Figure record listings
◆ ◆ ◆ ◆

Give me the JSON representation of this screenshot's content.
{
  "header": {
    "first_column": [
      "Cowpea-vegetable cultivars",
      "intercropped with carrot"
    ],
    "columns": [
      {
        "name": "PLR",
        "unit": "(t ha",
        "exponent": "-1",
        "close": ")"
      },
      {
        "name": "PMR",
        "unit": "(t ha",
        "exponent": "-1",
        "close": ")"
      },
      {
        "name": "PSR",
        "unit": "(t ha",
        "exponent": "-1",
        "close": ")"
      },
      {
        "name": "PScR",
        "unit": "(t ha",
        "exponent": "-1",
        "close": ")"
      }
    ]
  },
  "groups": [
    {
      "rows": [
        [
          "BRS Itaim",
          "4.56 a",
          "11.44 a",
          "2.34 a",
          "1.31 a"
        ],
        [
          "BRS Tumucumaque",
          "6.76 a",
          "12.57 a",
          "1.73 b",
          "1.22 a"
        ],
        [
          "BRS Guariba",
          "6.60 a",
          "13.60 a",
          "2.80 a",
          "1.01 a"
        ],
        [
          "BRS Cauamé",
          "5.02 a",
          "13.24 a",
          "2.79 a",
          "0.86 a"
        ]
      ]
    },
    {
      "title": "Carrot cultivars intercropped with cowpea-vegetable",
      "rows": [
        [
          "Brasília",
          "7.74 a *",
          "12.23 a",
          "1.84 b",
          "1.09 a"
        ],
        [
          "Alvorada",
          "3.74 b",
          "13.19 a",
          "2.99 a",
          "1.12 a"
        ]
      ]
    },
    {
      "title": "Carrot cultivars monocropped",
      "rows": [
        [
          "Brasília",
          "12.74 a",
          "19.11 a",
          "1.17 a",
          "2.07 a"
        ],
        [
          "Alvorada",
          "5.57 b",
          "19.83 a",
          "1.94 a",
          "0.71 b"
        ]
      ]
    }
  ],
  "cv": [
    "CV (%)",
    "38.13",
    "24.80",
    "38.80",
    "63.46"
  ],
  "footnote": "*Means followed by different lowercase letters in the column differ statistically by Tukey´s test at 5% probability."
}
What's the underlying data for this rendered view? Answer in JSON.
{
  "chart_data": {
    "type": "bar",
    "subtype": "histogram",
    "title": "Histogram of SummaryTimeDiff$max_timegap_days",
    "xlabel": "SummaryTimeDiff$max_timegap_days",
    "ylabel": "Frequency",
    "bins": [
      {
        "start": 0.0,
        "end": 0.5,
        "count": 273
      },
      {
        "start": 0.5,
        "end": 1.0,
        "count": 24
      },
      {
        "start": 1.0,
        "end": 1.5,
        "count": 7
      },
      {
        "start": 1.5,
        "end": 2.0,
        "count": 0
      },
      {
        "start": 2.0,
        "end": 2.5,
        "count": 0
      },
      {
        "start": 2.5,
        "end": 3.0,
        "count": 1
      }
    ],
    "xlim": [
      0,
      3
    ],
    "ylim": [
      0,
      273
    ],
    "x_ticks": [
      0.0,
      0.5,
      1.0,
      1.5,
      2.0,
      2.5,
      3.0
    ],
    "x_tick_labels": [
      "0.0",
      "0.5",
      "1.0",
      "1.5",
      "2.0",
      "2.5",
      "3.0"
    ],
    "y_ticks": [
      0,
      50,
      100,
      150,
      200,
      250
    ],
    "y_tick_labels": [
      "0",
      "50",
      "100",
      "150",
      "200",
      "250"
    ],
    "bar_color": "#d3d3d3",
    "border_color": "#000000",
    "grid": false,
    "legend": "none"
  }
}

◆ ◆ ◆ ◆

• Task to complete:
Locate the lines above that hold the word "SummaryTimeDiff". Show every one of them.

• Solution to this exercise:
    "title": "Histogram of SummaryTimeDiff$max_timegap_days",
    "xlabel": "SummaryTimeDiff$max_timegap_days",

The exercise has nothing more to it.